* [WORK TO BE COMPLETED]
Print all records exactly, leaving nothing out.

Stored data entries
--- BEGIN ---

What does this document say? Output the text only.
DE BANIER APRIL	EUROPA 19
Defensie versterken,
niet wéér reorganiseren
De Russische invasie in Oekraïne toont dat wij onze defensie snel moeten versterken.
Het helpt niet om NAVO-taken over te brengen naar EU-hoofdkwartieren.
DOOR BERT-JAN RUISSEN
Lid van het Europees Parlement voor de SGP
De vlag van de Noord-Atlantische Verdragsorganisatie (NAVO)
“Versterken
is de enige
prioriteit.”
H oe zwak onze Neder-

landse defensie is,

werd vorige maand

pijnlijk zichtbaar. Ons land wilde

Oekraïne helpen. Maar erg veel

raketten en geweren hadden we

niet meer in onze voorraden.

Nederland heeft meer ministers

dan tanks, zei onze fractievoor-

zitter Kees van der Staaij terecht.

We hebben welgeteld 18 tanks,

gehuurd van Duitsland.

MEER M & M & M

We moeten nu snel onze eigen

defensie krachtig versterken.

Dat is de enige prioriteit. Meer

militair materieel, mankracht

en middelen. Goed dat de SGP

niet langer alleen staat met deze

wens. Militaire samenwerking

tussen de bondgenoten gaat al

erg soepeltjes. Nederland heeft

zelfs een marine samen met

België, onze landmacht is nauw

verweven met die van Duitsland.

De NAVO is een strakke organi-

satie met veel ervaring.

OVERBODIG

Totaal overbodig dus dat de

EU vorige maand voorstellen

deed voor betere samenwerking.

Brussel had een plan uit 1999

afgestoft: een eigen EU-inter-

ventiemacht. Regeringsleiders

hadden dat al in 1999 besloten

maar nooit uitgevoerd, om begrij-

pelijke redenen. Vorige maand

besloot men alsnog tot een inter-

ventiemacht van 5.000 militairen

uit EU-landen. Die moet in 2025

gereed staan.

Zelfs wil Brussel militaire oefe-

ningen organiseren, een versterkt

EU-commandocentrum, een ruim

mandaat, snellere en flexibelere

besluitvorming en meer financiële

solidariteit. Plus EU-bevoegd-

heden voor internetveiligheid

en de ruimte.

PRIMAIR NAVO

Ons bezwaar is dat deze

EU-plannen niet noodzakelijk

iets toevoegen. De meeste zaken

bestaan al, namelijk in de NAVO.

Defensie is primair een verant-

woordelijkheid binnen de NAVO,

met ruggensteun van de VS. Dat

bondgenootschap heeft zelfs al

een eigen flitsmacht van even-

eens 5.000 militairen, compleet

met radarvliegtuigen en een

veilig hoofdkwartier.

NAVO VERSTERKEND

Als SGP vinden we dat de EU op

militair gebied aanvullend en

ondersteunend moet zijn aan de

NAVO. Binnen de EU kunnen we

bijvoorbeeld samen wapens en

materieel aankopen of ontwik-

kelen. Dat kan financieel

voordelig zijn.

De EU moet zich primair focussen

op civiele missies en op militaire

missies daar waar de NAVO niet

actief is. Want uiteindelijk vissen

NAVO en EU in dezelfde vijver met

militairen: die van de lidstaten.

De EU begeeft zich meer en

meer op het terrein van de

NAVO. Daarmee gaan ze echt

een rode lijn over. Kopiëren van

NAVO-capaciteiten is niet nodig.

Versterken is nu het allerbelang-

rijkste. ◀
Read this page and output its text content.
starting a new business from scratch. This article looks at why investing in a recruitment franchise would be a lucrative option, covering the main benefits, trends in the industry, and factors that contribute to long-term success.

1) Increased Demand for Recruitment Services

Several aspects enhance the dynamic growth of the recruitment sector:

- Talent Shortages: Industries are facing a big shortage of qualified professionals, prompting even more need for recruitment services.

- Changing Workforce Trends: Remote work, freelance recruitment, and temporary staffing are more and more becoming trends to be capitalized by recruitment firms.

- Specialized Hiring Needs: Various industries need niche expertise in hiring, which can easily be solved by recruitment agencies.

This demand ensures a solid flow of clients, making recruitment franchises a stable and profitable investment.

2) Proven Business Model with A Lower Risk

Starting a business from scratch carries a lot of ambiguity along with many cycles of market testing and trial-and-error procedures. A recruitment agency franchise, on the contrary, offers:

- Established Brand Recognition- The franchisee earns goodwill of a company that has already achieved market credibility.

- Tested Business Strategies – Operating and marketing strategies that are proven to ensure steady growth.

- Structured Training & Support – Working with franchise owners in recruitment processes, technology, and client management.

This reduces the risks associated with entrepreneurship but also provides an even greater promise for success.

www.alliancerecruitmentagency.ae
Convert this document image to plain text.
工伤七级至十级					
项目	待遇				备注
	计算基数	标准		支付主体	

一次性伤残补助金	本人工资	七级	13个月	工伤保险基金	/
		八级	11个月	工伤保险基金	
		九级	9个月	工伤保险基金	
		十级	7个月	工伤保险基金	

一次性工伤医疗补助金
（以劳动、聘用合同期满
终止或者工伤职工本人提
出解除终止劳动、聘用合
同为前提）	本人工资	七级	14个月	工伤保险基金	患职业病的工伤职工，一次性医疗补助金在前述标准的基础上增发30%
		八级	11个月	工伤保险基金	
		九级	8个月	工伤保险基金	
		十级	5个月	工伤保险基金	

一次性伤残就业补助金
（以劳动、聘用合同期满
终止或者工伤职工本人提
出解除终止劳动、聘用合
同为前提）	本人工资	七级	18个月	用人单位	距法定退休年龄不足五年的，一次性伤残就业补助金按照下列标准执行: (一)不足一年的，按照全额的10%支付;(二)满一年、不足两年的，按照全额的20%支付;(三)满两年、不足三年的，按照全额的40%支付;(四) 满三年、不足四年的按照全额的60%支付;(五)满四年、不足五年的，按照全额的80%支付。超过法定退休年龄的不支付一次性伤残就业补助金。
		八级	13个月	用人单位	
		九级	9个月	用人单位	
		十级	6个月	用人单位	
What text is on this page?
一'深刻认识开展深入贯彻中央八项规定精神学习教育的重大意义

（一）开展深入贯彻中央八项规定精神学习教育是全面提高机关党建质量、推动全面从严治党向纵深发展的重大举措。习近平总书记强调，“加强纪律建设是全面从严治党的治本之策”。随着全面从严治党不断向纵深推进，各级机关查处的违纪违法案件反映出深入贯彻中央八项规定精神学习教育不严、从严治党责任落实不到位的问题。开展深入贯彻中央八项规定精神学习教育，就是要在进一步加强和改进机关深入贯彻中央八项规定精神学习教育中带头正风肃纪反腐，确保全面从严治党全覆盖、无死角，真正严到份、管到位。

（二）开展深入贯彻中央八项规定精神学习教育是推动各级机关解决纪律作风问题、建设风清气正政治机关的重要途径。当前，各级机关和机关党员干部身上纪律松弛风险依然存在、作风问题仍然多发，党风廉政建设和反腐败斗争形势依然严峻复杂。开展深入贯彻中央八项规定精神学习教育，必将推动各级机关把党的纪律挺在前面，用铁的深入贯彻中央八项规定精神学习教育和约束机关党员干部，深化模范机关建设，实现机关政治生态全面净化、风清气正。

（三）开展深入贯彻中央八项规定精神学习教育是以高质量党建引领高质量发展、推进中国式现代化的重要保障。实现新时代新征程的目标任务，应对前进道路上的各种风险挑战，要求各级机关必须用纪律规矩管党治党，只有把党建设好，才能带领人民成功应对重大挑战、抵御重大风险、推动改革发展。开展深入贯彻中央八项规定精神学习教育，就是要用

--- END ---

* [THE OUTPUT]
What does this document say? Output the text only.
DE BANIER APRIL	EUROPA 19
Defensie versterken,
niet wéér reorganiseren
De Russische invasie in Oekraïne toont dat wij onze defensie snel moeten versterken.
Het helpt niet om NAVO-taken over te brengen naar EU-hoofdkwartieren.
DOOR BERT-JAN RUISSEN
Lid van het Europees Parlement voor de SGP
De vlag van de Noord-Atlantische Verdragsorganisatie (NAVO)
“Versterken
is de enige
prioriteit.”
H oe zwak onze Neder-

landse defensie is,

werd vorige maand

pijnlijk zichtbaar. Ons land wilde

Oekraïne helpen. Maar erg veel

raketten en geweren hadden we

niet meer in onze voorraden.

Nederland heeft meer ministers

dan tanks, zei onze fractievoor-

zitter Kees van der Staaij terecht.

We hebben welgeteld 18 tanks,

gehuurd van Duitsland.

MEER M & M & M

We moeten nu snel onze eigen

defensie krachtig versterken.

Dat is de enige prioriteit. Meer

militair materieel, mankracht

en middelen. Goed dat de SGP

niet langer alleen staat met deze

wens. Militaire samenwerking

tussen de bondgenoten gaat al

erg soepeltjes. Nederland heeft

zelfs een marine samen met

België, onze landmacht is nauw

verweven met die van Duitsland.

De NAVO is een strakke organi-

satie met veel ervaring.

OVERBODIG

Totaal overbodig dus dat de

EU vorige maand voorstellen

deed voor betere samenwerking.

Brussel had een plan uit 1999

afgestoft: een eigen EU-inter-

ventiemacht. Regeringsleiders

hadden dat al in 1999 besloten

maar nooit uitgevoerd, om begrij-

pelijke redenen. Vorige maand

besloot men alsnog tot een inter-

ventiemacht van 5.000 militairen

uit EU-landen. Die moet in 2025

gereed staan.

Zelfs wil Brussel militaire oefe-

ningen organiseren, een versterkt

EU-commandocentrum, een ruim

mandaat, snellere en flexibelere

besluitvorming en meer financiële

solidariteit. Plus EU-bevoegd-

heden voor internetveiligheid

en de ruimte.

PRIMAIR NAVO

Ons bezwaar is dat deze

EU-plannen niet noodzakelijk

iets toevoegen. De meeste zaken

bestaan al, namelijk in de NAVO.

Defensie is primair een verant-

woordelijkheid binnen de NAVO,

met ruggensteun van de VS. Dat

bondgenootschap heeft zelfs al

een eigen flitsmacht van even-

eens 5.000 militairen, compleet

met radarvliegtuigen en een

veilig hoofdkwartier.

NAVO VERSTERKEND

Als SGP vinden we dat de EU op

militair gebied aanvullend en

ondersteunend moet zijn aan de

NAVO. Binnen de EU kunnen we

bijvoorbeeld samen wapens en

materieel aankopen of ontwik-

kelen. Dat kan financieel

voordelig zijn.

De EU moet zich primair focussen

op civiele missies en op militaire

missies daar waar de NAVO niet

actief is. Want uiteindelijk vissen

NAVO en EU in dezelfde vijver met

militairen: die van de lidstaten.

De EU begeeft zich meer en

meer op het terrein van de

NAVO. Daarmee gaan ze echt

een rode lijn over. Kopiëren van

NAVO-capaciteiten is niet nodig.

Versterken is nu het allerbelang-

rijkste. ◀
Read this page and output its text content.
starting a new business from scratch. This article looks at why investing in a recruitment franchise would be a lucrative option, covering the main benefits, trends in the industry, and factors that contribute to long-term success.

1) Increased Demand for Recruitment Services

Several aspects enhance the dynamic growth of the recruitment sector:

- Talent Shortages: Industries are facing a big shortage of qualified professionals, prompting even more need for recruitment services.

- Changing Workforce Trends: Remote work, freelance recruitment, and temporary staffing are more and more becoming trends to be capitalized by recruitment firms.

- Specialized Hiring Needs: Various industries need niche expertise in hiring, which can easily be solved by recruitment agencies.

This demand ensures a solid flow of clients, making recruitment franchises a stable and profitable investment.

2) Proven Business Model with A Lower Risk

Starting a business from scratch carries a lot of ambiguity along with many cycles of market testing and trial-and-error procedures. A recruitment agency franchise, on the contrary, offers:

- Established Brand Recognition- The franchisee earns goodwill of a company that has already achieved market credibility.

- Tested Business Strategies – Operating and marketing strategies that are proven to ensure steady growth.

- Structured Training & Support – Working with franchise owners in recruitment processes, technology, and client management.

This reduces the risks associated with entrepreneurship but also provides an even greater promise for success.

www.alliancerecruitmentagency.ae
Convert this document image to plain text.
工伤七级至十级					
项目	待遇				备注
	计算基数	标准		支付主体	

一次性伤残补助金	本人工资	七级	13个月	工伤保险基金	/
		八级	11个月	工伤保险基金	
		九级	9个月	工伤保险基金	
		十级	7个月	工伤保险基金	

一次性工伤医疗补助金
（以劳动、聘用合同期满
终止或者工伤职工本人提
出解除终止劳动、聘用合
同为前提）	本人工资	七级	14个月	工伤保险基金	患职业病的工伤职工，一次性医疗补助金在前述标准的基础上增发30%
		八级	11个月	工伤保险基金	
		九级	8个月	工伤保险基金	
		十级	5个月	工伤保险基金	

一次性伤残就业补助金
（以劳动、聘用合同期满
终止或者工伤职工本人提
出解除终止劳动、聘用合
同为前提）	本人工资	七级	18个月	用人单位	距法定退休年龄不足五年的，一次性伤残就业补助金按照下列标准执行: (一)不足一年的，按照全额的10%支付;(二)满一年、不足两年的，按照全额的20%支付;(三)满两年、不足三年的，按照全额的40%支付;(四) 满三年、不足四年的按照全额的60%支付;(五)满四年、不足五年的，按照全额的80%支付。超过法定退休年龄的不支付一次性伤残就业补助金。
		八级	13个月	用人单位	
		九级	9个月	用人单位	
		十级	6个月	用人单位	
What text is on this page?
一'深刻认识开展深入贯彻中央八项规定精神学习教育的重大意义

（一）开展深入贯彻中央八项规定精神学习教育是全面提高机关党建质量、推动全面从严治党向纵深发展的重大举措。习近平总书记强调，“加强纪律建设是全面从严治党的治本之策”。随着全面从严治党不断向纵深推进，各级机关查处的违纪违法案件反映出深入贯彻中央八项规定精神学习教育不严、从严治党责任落实不到位的问题。开展深入贯彻中央八项规定精神学习教育，就是要在进一步加强和改进机关深入贯彻中央八项规定精神学习教育中带头正风肃纪反腐，确保全面从严治党全覆盖、无死角，真正严到份、管到位。

（二）开展深入贯彻中央八项规定精神学习教育是推动各级机关解决纪律作风问题、建设风清气正政治机关的重要途径。当前，各级机关和机关党员干部身上纪律松弛风险依然存在、作风问题仍然多发，党风廉政建设和反腐败斗争形势依然严峻复杂。开展深入贯彻中央八项规定精神学习教育，必将推动各级机关把党的纪律挺在前面，用铁的深入贯彻中央八项规定精神学习教育和约束机关党员干部，深化模范机关建设，实现机关政治生态全面净化、风清气正。

（三）开展深入贯彻中央八项规定精神学习教育是以高质量党建引领高质量发展、推进中国式现代化的重要保障。实现新时代新征程的目标任务，应对前进道路上的各种风险挑战，要求各级机关必须用纪律规矩管党治党，只有把党建设好，才能带领人民成功应对重大挑战、抵御重大风险、推动改革发展。开展深入贯彻中央八项规定精神学习教育，就是要用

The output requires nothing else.